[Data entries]
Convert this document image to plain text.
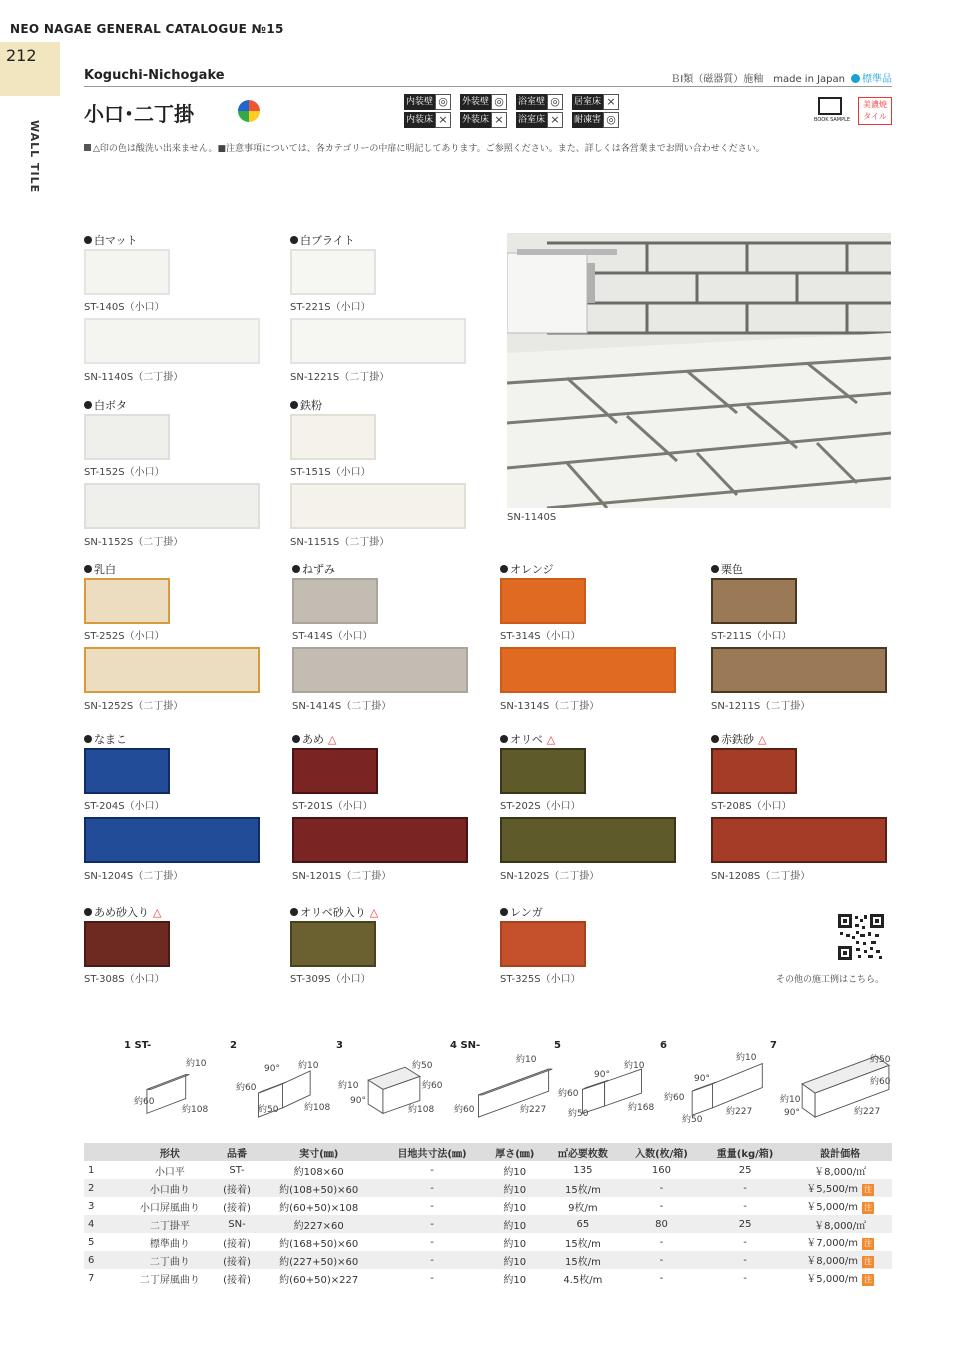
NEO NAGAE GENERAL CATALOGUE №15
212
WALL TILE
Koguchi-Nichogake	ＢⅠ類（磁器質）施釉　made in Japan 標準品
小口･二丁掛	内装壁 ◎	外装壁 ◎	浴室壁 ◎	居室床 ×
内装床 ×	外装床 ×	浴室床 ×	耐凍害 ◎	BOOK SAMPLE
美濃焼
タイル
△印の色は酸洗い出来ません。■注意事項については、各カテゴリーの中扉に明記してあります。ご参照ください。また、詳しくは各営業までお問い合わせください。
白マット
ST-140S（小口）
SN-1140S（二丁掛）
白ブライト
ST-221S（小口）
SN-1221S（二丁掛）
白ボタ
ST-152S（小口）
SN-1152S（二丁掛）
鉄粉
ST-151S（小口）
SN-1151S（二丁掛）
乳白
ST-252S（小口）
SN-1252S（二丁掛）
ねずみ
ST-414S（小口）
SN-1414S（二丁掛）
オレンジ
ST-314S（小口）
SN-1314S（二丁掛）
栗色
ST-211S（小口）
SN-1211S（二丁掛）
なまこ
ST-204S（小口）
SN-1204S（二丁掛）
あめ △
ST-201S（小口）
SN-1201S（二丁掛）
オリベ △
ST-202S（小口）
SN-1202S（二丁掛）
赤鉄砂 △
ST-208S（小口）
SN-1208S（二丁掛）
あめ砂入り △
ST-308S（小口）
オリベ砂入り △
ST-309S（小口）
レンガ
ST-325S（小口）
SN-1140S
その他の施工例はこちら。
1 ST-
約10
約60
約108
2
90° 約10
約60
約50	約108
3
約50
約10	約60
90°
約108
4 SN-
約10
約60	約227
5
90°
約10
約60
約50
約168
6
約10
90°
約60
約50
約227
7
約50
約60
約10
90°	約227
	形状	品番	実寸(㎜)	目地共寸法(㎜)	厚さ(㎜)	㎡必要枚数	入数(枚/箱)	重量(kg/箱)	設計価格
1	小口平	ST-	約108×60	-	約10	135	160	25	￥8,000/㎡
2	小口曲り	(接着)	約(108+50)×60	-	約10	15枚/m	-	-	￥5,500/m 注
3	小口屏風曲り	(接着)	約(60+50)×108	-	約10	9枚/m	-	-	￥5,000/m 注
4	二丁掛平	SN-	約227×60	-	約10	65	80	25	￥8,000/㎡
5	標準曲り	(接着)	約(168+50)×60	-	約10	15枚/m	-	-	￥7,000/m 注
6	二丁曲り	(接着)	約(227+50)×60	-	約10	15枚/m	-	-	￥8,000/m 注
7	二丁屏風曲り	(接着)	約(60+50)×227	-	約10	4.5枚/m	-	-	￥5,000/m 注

==

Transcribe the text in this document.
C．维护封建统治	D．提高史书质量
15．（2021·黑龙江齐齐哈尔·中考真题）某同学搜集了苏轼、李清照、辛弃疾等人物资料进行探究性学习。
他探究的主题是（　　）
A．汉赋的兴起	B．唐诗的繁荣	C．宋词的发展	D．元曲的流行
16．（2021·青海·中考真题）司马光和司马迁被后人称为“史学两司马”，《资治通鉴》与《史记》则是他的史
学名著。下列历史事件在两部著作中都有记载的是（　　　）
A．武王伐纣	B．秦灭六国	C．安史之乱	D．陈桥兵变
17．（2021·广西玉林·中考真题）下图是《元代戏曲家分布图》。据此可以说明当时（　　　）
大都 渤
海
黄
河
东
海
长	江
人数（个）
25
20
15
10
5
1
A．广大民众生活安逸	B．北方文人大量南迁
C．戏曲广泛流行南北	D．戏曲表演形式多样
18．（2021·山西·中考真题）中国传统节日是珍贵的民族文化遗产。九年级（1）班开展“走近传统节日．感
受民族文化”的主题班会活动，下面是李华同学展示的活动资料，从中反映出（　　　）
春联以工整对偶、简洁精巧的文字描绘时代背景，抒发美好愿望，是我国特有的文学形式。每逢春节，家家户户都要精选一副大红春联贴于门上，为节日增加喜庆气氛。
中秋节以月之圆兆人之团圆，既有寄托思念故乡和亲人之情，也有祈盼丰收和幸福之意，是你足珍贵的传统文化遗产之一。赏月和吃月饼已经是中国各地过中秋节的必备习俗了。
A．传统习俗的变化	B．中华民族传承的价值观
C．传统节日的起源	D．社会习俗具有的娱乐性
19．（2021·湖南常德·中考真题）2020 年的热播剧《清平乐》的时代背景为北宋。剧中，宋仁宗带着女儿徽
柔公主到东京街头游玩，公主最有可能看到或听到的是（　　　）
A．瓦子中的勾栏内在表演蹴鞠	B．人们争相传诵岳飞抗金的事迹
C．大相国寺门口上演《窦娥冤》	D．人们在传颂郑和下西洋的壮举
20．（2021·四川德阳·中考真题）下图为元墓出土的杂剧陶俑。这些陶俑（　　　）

---

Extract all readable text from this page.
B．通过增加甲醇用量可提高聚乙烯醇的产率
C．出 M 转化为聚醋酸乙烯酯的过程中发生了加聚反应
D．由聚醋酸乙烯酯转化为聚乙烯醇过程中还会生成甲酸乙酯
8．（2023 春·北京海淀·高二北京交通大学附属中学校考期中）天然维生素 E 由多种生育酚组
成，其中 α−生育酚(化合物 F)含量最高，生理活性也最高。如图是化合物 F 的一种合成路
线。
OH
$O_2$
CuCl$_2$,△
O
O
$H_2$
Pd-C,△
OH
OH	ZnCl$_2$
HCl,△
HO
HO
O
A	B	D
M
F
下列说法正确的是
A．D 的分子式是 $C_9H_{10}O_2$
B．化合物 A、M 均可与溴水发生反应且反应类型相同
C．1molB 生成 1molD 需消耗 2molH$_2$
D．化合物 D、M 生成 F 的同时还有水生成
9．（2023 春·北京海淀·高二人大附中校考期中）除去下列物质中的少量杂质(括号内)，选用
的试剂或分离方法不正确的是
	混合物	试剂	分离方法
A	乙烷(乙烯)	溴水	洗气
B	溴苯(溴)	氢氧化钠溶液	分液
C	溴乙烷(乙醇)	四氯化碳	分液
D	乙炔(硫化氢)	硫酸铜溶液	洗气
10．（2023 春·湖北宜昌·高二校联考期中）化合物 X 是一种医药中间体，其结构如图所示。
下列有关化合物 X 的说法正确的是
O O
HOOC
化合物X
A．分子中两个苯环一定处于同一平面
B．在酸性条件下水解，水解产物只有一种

WHAT YOU HAVE TO DO:
Pull out every line holding "document" from the records above, and copy it.

THE REPLY:
Convert this document image to plain text.
Transcribe the text in this document.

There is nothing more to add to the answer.